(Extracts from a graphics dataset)
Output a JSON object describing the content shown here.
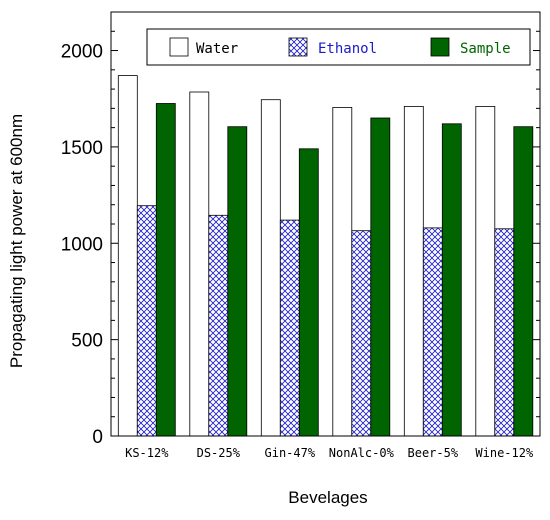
{
  "chart_data": {
    "type": "bar",
    "xlabel": "Bevelages",
    "ylabel": "Propagating light power at 600nm",
    "ylim": [
      0,
      2200
    ],
    "yticks": [
      0,
      500,
      1000,
      1500,
      2000
    ],
    "categories": [
      "KS-12%",
      "DS-25%",
      "Gin-47%",
      "NonAlc-0%",
      "Beer-5%",
      "Wine-12%"
    ],
    "series": [
      {
        "name": "Water",
        "values": [
          1870,
          1785,
          1745,
          1705,
          1710,
          1710
        ],
        "color": "#ffffff",
        "fill": "solid-white",
        "text_color": "#000000"
      },
      {
        "name": "Ethanol",
        "values": [
          1195,
          1145,
          1120,
          1065,
          1080,
          1075
        ],
        "color": "#1a1acc",
        "fill": "crosshatch",
        "text_color": "#1a1acc"
      },
      {
        "name": "Sample",
        "values": [
          1725,
          1605,
          1490,
          1650,
          1620,
          1605
        ],
        "color": "#006400",
        "fill": "solid-green",
        "text_color": "#006400"
      }
    ],
    "grid": false,
    "legend_position": "top-right"
  }
}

▶ Instruction
Using the records given above, list every line that includes the word "fill".

▶ Answer
        "fill": "solid-white",
        "fill": "crosshatch",
        "fill": "solid-green",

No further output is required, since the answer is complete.